Dataset excerpts
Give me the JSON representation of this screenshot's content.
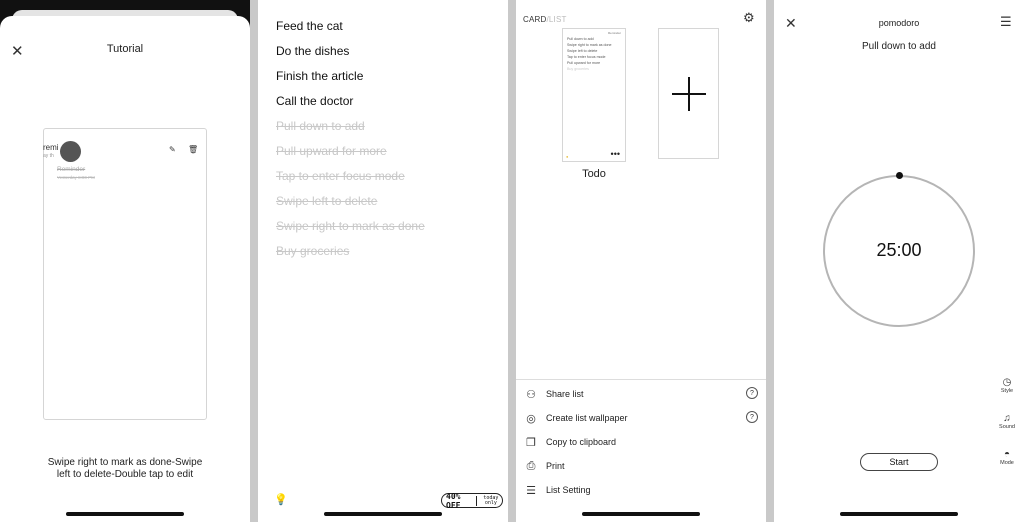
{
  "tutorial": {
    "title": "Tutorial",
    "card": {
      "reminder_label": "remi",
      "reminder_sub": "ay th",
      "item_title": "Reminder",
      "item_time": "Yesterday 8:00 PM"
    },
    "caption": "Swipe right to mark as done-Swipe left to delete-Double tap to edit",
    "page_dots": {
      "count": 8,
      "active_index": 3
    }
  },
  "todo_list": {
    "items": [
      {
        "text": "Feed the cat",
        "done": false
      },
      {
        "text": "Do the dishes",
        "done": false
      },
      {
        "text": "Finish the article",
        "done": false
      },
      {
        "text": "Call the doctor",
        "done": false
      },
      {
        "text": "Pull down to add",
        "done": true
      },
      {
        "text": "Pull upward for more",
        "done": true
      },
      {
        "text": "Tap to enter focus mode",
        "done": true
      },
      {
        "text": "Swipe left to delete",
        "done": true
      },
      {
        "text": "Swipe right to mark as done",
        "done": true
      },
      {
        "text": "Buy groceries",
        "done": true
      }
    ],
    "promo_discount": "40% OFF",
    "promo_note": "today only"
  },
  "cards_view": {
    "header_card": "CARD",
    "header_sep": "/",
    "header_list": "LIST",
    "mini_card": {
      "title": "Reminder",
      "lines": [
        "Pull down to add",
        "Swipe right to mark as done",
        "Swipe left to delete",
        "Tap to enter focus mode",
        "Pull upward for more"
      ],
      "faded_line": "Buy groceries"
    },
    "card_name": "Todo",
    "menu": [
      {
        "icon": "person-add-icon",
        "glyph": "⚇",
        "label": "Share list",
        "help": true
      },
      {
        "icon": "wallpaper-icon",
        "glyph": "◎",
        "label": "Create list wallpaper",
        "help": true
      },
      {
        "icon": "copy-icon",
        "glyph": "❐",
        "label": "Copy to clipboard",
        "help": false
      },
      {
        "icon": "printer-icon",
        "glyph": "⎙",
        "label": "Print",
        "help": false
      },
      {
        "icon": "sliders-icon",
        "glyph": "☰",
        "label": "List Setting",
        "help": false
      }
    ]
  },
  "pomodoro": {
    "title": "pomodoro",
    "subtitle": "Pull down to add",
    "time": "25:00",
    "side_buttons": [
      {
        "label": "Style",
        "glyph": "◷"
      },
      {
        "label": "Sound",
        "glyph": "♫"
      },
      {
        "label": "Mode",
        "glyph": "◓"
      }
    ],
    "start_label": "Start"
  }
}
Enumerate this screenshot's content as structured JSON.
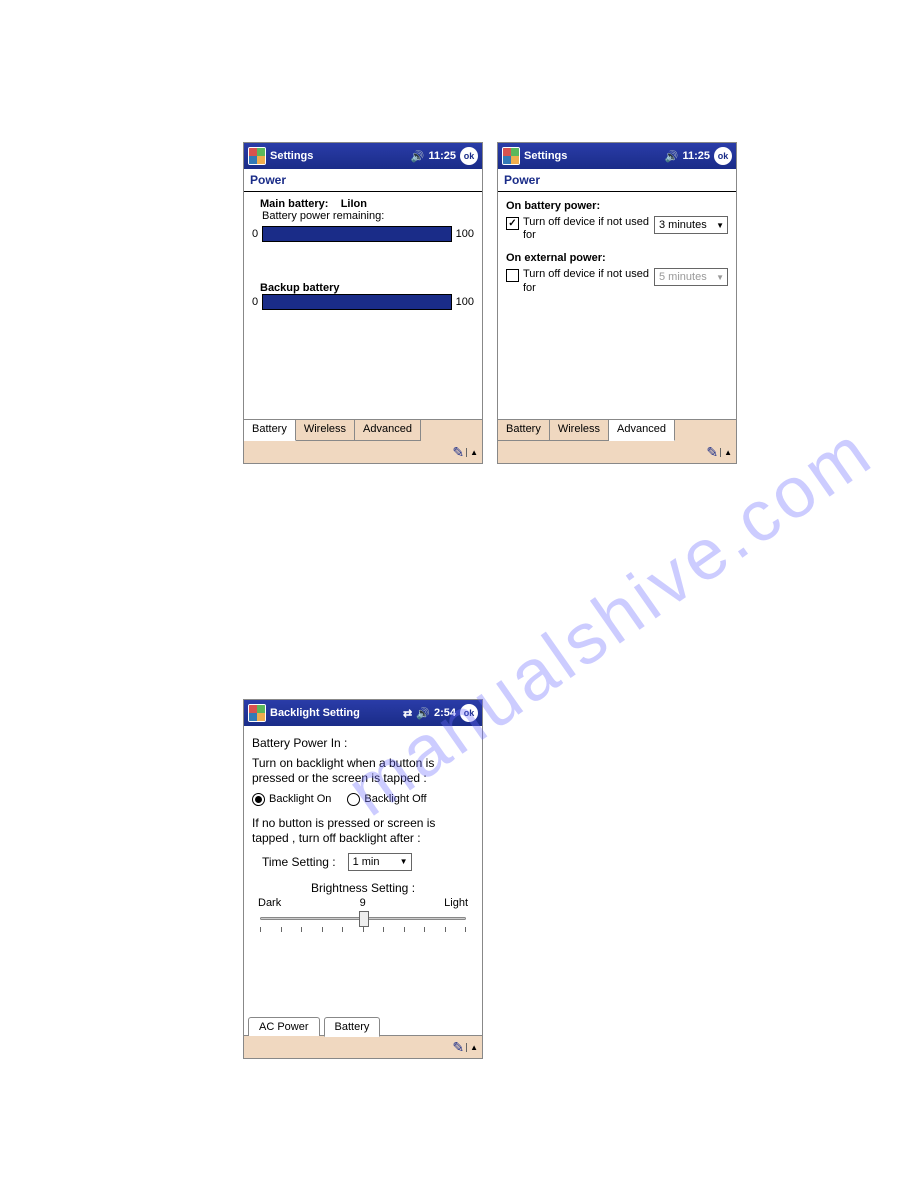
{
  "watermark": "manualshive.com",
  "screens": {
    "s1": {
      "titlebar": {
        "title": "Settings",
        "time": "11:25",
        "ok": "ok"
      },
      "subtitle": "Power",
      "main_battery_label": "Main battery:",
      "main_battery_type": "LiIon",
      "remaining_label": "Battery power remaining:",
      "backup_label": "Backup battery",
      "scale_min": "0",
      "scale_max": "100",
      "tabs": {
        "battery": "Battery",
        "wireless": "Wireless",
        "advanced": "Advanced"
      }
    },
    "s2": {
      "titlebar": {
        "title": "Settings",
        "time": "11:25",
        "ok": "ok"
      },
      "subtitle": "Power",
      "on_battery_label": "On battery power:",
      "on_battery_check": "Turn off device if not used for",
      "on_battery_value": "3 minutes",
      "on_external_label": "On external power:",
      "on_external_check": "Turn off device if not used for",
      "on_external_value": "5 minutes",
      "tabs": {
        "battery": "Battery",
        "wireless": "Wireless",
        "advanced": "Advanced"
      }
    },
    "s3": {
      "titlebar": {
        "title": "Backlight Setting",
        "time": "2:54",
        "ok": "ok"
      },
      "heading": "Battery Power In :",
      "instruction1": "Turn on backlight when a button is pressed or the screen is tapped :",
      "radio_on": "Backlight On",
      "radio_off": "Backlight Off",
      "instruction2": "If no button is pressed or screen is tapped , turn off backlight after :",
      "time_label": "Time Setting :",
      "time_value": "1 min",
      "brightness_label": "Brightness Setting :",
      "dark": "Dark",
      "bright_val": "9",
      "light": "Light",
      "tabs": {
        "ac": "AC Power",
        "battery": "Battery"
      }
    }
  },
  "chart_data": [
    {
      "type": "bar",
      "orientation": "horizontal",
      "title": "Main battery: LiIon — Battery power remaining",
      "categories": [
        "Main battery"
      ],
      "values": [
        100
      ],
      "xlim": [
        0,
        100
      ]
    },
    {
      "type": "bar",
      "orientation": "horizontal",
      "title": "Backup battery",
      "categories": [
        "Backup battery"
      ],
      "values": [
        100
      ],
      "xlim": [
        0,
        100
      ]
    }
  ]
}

* * *

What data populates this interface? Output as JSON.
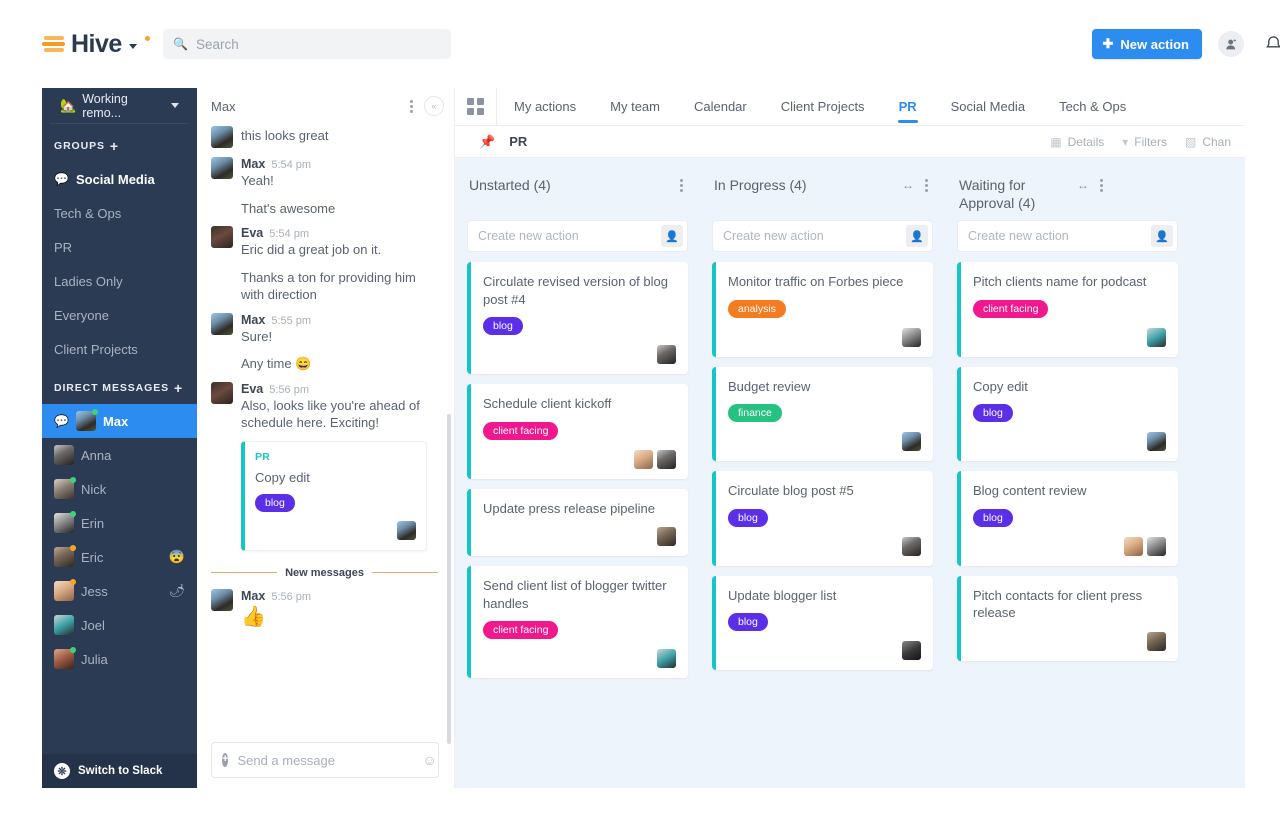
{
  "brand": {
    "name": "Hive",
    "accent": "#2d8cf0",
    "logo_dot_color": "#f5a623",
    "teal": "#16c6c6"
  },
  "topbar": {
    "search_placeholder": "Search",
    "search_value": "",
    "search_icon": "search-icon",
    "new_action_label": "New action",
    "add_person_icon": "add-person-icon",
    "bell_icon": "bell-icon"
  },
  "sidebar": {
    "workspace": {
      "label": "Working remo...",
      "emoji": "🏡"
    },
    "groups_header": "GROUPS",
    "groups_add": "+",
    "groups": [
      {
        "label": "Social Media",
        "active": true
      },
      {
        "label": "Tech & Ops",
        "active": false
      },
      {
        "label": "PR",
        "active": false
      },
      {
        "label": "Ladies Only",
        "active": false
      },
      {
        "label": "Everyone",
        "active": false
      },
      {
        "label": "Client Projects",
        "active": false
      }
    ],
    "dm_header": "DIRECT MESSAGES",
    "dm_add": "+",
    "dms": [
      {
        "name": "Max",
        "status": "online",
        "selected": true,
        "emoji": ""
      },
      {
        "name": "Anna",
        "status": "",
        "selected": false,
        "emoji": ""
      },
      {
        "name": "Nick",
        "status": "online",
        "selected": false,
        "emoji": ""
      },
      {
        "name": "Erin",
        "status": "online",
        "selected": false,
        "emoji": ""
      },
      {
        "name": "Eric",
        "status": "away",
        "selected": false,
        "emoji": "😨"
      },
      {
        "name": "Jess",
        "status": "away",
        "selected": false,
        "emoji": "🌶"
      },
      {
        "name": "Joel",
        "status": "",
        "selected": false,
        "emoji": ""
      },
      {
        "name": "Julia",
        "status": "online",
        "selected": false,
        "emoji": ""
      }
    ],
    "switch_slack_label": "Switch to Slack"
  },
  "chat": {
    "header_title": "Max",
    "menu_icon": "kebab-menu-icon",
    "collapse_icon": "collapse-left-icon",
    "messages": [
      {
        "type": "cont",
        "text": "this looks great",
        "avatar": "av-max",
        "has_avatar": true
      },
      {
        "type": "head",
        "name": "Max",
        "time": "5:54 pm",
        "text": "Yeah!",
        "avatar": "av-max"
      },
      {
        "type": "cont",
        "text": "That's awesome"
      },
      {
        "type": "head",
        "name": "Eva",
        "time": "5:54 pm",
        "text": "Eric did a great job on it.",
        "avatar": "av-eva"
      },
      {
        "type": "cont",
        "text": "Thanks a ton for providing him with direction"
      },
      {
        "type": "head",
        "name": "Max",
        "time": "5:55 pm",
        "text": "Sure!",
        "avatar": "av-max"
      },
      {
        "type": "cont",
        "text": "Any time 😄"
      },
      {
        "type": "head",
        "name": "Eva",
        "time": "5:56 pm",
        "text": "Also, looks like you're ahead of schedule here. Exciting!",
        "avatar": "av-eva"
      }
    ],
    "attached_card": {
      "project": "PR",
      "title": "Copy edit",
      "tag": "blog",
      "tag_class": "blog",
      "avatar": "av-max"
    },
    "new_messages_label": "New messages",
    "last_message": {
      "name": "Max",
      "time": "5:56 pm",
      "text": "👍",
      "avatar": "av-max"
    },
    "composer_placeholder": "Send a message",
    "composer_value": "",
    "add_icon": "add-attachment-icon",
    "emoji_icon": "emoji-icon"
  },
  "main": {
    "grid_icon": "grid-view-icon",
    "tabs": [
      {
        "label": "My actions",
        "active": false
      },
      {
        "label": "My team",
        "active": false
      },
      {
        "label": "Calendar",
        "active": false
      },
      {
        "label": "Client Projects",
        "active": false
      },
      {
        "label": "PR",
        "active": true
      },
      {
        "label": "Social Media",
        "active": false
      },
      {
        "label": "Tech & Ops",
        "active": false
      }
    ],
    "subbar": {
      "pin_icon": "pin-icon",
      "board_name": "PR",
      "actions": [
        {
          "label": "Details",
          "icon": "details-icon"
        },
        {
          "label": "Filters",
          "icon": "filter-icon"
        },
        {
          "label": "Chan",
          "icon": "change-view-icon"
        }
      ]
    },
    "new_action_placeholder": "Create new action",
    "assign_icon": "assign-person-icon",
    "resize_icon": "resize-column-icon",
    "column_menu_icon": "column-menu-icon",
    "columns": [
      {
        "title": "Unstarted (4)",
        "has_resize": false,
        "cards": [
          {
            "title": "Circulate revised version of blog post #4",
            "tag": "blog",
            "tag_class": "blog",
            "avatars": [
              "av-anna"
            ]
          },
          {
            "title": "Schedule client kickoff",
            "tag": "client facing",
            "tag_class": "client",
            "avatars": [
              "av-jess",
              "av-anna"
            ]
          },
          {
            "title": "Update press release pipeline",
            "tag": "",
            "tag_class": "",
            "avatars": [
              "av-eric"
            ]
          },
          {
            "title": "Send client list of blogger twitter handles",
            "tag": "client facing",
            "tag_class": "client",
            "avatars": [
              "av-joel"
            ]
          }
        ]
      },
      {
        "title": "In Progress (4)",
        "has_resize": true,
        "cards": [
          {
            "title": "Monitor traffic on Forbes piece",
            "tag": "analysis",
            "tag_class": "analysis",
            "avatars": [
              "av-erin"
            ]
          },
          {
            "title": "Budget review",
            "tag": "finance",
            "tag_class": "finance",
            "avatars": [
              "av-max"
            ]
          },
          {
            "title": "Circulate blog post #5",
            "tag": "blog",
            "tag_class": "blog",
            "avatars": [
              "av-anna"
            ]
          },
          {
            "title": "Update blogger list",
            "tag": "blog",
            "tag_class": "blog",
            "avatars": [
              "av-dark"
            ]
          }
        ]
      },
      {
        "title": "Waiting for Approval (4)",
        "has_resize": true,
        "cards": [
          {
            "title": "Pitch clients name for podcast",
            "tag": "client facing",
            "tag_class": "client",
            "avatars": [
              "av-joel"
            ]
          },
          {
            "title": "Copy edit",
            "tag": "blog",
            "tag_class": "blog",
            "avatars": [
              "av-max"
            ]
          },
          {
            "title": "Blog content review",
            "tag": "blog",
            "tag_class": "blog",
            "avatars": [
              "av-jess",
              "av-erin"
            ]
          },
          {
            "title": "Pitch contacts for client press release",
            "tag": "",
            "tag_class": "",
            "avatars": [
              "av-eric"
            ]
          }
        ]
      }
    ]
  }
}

TASK => Look through the entries and return every line where "tapped" appears.

COMPLETED EXERCISE =>
      "instruction1": "Turn on backlight when a button is pressed or the screen is tapped :",
      "instruction2": "If no button is pressed or screen is tapped , turn off backlight after :",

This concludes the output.